** Metin **
-=-=-

“ADANA’DA EŞİT HİZMET YOK”
GÜNCEL 7.08.2016 23:34:36 0

“ADANA’DA EŞİT HİZMET YOK”

“ADANA’DA EŞİT HİZMET YOK”

Adana(Ulus)--Cumhuriyet Halk Partisi (CHP) Adana Milletvekili Zülfikar İnönü Tümer, Kozan’da köyler ve yaylalardaki vatandaşları ziyaret etti, “Birinci görevimiz halkımızın derdine ortak olmak, olabildiğince sorunlarına çözüm üretmektir” dedi.tumer_kozan_buyuksehir_esit

Bütünşehir Yasası ile birlikte mahalle statüsü verilen ancak merkez ilçelerdeki mahallelerin aldığı hizmetleri göremeyen Eskimantaş, Karahamzalı, Kargapazarı, Boztahta ve Göller Yaylası’nda vatandaşlarla bir araya gelen Zülfikar İnönü Tümer, sadece seçim zamanlarında vatandaşlarla buluşma devrinin sona erdiğini vurguladı. Meclisteki çalışmaları dışında Adana merkez ve tüm ilçelerde halkla buluşmaya özen gösterdiğini ifade eden Tümer, sorunların ilçe başkanları aracılığıyla kendisine kolayca ulaştırılabileceğine işaret etti.

-=-=-

** Veriler **
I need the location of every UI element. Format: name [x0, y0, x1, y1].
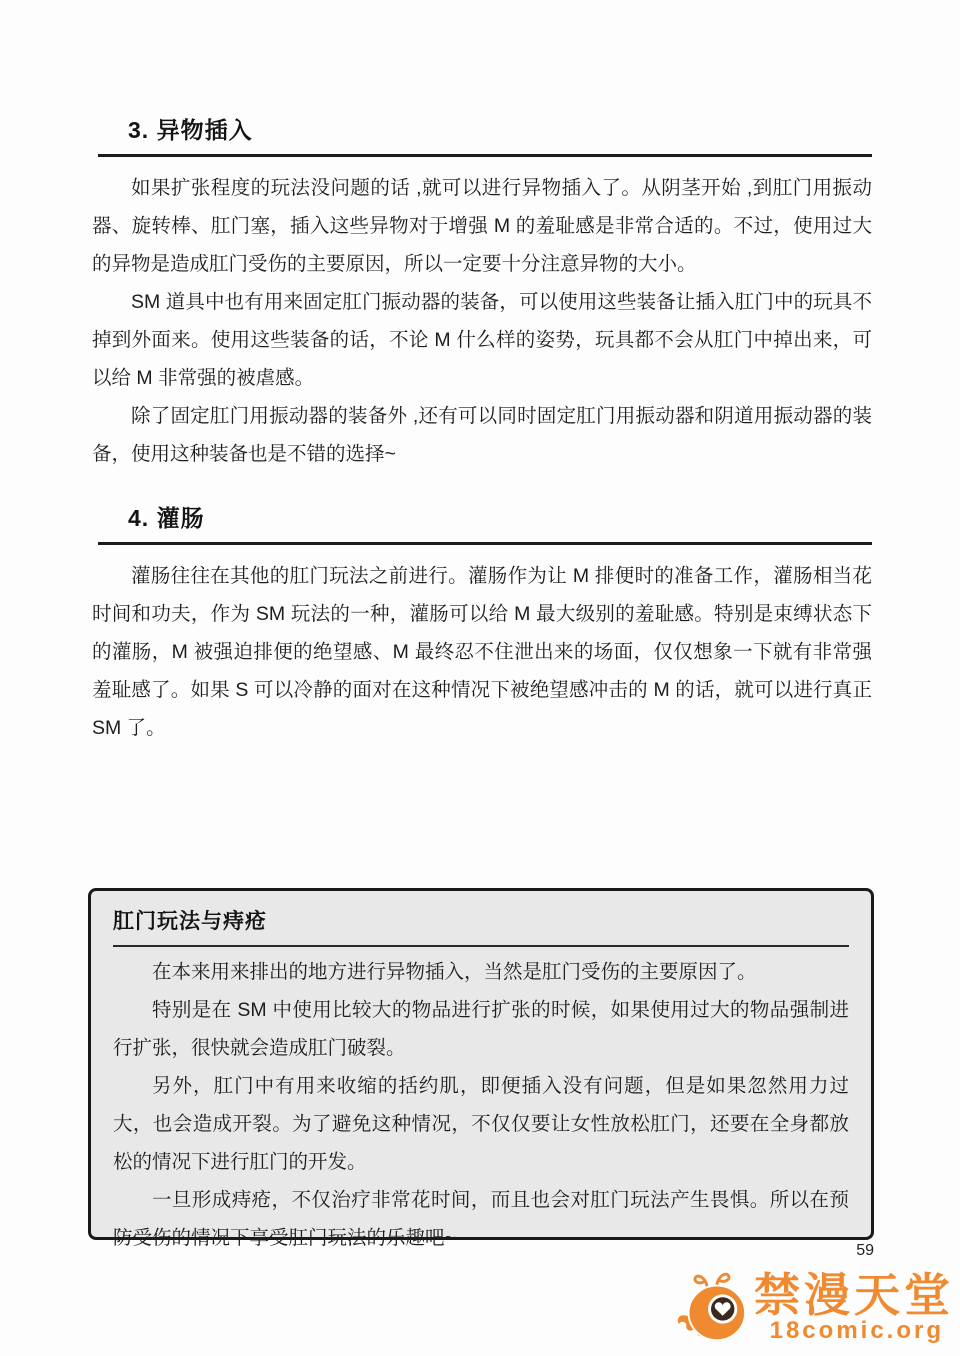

-=-=-

** Yönergeler **
**a)** Aşağıdaki ifadelerin Kozan ziyareti haberiyle uyuşup uyuşmadığını belirtin. Her biri için "evet" ya da "hayır" deyin ve haberdeki belirleyici sözcükleri aynen alıntılayın: (i) Tümer, CHP Adana Milletvekilidir. (ii) Eskimantaş ve Karahamzalı, merkez ilçelerdeki mahallelerin aldığı hizmetleri almaktadır. (iii) Tümer, sorunların kendisine ilçe başkanları aracılığıyla iletilebileceğini söyledi.
**b)** Kozan ziyareti haberindeki şu cümleyi İngilizceye çevirin: "Meclisteki çalışmaları dışında Adana merkez ve tüm ilçelerde halkla buluşmaya özen gösterdiğini ifade eden Tümer, sorunların ilçe başkanları aracılığıyla kendisine kolayca ulaştırılabileceğine işaret etti."
**c)** Kozan ziyareti haberini son cümlesinden sonrası için ele alıp birkaç cümleyle sürdürün.
Malzeme, Kozan ziyareti haberinden ayrı, bağımsız bir içeriktir.

** Görev Yanıtları **
**a)**
(i) Evet: "Cumhuriyet Halk Partisi (CHP) Adana Milletvekili Zülfikar İnönü Tümer"
(ii) Hayır: "merkez ilçelerdeki mahallelerin aldığı hizmetleri göremeyen Eskimantaş, Karahamzalı"
(iii) Evet: "sorunların ilçe başkanları aracılığıyla kendisine kolayca ulaştırılabileceğine işaret etti"

**b)** Stating that, apart from his work in parliament, he takes care to meet with the public in central Adana and in all its districts, Tümer pointed out that problems could easily be conveyed to him through the district chairs.

**c)**
Türkiye’nin iyi yönetilmediğine dikkat çeken Tümer, “Bütünşehir yasası çıktı ancak yol, içme suyu, sulama, kanalizasyon, temizlik sorunu arttı. Hiçbir bahaneye yer vermeden sorunların çözümü için ilçe başkanımız vasıtasıyla hangi konuda kim yetkiliyse kendisine ulaşacağız. Vatandaşın sorununa çözüm aramak bizim görevimiz” diye konuştu.
“ARADA DAĞLAR KADAR FARK VAR”
Belediye başkanlarının dahi bütünşehir yasasını özümseyemediğini söyleyen Tümer, “Adana’daki Gazipaşa mahallesi ile Boztahta, Eskimantaş, Kargapazarı, Karahamzalı ya da Göller Yaylası’na yapılan hizmeti bir tutamayız. Bütünşehir yasası her mahalleye eşit hizmeti öngörüyor ancak arada dağlar kadar fark var” dedi. Tümer, Kurtuluş Savaşı’nda büyük bir kahramanlık örneği gösteren Kargapazar’da ‘Kurtuluş Anıtı’nı inceledi, köylülerden bilgi aldı.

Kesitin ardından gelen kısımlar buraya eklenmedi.